From the entries that follow, list every line in which the string "Queue" appears.

━━━━━━

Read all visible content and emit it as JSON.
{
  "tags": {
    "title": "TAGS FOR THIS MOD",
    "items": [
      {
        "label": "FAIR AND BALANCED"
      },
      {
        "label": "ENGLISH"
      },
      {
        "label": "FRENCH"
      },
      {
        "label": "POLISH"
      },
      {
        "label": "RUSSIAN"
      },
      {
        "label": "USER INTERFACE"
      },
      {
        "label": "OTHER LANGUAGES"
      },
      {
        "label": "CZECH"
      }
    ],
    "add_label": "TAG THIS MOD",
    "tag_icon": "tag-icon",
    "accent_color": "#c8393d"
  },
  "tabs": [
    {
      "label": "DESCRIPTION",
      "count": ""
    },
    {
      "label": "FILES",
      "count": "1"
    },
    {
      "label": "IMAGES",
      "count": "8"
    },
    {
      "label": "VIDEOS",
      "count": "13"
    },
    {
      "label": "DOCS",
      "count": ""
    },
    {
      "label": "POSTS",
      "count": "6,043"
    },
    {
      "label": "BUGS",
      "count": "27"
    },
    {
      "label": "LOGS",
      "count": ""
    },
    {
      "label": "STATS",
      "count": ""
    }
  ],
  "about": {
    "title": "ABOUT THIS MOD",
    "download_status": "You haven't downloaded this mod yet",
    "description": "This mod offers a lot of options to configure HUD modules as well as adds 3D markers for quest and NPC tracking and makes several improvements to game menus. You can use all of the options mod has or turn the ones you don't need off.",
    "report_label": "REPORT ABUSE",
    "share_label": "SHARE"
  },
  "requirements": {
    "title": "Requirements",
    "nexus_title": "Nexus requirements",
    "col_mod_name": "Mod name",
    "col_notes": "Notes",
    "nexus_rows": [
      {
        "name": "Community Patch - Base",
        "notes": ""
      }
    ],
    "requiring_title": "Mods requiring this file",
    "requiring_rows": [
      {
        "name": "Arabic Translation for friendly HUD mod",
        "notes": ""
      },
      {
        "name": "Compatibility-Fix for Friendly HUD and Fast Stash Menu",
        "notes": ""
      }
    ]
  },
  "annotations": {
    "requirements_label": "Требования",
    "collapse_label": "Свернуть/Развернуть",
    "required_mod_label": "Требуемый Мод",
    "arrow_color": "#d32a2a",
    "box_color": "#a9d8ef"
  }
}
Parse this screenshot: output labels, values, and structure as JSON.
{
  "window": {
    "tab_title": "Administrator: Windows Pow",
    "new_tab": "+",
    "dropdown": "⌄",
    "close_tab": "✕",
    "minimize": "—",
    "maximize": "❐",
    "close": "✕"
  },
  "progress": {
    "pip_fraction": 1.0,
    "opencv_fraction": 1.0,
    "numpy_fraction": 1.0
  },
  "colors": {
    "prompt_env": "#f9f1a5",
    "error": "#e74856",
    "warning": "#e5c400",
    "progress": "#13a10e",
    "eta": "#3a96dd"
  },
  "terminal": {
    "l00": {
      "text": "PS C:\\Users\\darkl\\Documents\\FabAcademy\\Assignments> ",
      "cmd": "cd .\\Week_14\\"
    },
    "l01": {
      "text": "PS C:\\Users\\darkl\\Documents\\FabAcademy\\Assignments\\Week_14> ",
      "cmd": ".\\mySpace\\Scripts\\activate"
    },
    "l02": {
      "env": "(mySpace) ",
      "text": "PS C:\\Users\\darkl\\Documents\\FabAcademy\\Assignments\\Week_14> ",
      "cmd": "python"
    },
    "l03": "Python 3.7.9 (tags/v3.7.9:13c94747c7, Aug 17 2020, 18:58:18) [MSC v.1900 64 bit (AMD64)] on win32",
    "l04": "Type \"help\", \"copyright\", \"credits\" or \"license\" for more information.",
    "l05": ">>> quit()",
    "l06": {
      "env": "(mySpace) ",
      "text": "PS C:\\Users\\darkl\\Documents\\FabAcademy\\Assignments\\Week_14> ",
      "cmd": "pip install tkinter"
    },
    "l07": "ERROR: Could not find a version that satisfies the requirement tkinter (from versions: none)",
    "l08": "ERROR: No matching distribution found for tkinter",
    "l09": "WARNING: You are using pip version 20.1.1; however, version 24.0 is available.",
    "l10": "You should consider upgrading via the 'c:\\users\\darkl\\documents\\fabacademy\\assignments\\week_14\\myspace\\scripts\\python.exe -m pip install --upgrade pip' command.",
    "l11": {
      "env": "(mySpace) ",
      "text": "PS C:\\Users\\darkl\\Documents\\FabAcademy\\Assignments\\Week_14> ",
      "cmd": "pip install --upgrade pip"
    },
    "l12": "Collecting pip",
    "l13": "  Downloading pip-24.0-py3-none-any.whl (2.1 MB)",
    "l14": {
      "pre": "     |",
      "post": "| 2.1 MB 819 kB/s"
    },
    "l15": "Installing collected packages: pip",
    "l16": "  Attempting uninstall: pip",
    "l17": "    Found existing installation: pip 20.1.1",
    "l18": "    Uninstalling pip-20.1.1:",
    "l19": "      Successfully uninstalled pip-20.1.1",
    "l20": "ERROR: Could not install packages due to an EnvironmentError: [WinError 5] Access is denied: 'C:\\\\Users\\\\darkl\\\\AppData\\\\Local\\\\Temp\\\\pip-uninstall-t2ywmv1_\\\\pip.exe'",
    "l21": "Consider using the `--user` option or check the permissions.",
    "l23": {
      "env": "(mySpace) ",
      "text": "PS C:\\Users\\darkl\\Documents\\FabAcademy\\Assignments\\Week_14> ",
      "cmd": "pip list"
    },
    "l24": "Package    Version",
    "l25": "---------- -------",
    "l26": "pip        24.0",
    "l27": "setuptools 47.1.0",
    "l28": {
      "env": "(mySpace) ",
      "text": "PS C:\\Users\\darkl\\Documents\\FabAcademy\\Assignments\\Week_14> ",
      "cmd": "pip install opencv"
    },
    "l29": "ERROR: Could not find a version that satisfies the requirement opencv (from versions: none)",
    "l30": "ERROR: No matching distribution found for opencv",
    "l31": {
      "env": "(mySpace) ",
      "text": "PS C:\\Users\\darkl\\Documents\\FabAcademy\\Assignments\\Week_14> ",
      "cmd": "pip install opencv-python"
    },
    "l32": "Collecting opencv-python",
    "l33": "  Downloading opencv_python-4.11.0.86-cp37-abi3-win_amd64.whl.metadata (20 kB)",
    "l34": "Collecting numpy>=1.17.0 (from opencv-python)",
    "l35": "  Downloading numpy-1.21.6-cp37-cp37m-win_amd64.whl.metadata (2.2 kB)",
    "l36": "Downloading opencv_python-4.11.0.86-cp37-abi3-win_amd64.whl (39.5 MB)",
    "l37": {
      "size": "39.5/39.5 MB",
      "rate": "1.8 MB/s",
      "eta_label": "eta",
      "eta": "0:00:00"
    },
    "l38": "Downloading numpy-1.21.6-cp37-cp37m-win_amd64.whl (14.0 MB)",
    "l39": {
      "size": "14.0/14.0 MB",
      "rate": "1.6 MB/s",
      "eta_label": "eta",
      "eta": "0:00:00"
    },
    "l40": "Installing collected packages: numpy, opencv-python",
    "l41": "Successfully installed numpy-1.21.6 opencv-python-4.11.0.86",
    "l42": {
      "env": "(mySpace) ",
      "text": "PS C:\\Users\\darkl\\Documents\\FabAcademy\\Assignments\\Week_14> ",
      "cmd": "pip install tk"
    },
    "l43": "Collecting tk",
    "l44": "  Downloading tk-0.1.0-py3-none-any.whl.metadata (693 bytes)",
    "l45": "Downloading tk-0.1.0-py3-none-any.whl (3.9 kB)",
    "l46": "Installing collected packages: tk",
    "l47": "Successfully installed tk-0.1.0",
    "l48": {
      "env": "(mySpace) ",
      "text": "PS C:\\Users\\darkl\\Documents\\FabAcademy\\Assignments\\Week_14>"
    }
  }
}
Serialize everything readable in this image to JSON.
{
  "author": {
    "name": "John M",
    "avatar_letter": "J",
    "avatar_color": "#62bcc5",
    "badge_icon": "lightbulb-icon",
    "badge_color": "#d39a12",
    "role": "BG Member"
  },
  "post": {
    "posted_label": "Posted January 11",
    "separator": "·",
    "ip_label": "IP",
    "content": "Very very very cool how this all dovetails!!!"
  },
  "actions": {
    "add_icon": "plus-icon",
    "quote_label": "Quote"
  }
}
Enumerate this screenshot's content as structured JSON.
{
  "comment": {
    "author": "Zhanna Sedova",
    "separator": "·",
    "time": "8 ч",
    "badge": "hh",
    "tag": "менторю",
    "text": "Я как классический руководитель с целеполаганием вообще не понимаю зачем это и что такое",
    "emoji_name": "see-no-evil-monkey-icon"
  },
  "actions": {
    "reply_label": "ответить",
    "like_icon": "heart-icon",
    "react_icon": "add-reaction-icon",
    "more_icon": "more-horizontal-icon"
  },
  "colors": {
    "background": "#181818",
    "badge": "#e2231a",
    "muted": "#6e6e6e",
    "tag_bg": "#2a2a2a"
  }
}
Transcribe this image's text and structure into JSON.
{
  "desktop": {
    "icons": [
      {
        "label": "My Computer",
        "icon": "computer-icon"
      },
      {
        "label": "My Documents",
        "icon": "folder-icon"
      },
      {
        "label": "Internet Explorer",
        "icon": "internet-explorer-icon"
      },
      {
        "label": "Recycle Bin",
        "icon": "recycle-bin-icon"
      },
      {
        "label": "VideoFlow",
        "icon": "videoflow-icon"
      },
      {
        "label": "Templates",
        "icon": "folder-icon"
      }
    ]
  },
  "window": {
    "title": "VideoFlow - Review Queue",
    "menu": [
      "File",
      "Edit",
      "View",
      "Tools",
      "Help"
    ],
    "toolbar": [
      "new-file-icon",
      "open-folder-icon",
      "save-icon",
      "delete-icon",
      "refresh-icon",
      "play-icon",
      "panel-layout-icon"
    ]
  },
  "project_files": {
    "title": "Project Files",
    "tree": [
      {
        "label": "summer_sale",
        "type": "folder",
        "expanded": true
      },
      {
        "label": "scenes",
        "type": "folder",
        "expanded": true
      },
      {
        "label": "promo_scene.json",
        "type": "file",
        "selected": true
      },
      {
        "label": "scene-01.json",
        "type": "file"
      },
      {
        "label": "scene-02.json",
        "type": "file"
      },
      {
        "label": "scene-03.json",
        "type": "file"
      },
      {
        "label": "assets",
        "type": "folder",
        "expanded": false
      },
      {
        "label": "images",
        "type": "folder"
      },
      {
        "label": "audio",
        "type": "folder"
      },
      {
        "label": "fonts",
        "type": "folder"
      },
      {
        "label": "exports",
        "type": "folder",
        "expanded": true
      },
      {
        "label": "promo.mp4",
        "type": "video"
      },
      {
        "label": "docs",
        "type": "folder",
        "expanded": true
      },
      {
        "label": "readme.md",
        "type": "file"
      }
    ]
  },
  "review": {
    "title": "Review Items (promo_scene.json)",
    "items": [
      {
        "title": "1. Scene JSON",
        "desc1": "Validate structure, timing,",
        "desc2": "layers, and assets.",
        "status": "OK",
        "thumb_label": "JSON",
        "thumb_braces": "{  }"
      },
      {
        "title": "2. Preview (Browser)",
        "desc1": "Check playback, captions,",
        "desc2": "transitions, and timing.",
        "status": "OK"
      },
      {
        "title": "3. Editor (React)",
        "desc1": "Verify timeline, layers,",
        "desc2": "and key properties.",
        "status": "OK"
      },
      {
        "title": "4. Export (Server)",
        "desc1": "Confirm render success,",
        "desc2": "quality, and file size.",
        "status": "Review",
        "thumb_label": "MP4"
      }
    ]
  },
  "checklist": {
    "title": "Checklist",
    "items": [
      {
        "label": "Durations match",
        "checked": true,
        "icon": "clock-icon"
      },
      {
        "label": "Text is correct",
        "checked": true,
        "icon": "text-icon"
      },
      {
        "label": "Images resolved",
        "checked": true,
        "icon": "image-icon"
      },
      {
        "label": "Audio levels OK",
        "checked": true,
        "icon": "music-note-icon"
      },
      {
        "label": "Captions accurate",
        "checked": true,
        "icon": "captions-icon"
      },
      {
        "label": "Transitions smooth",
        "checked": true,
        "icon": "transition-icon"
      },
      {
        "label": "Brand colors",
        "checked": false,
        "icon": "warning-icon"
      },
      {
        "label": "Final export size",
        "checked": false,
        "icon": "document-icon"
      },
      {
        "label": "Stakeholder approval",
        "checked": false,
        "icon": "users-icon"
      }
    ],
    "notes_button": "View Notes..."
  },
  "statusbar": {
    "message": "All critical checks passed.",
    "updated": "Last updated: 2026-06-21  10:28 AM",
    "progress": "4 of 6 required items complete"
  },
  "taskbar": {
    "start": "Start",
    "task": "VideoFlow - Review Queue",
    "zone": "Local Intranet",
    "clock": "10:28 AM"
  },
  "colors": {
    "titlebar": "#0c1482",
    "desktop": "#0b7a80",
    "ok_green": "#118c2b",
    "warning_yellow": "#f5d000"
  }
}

━━━━━━

_Expected answer_
    "title": "VideoFlow - Review Queue",
    "task": "VideoFlow - Review Queue",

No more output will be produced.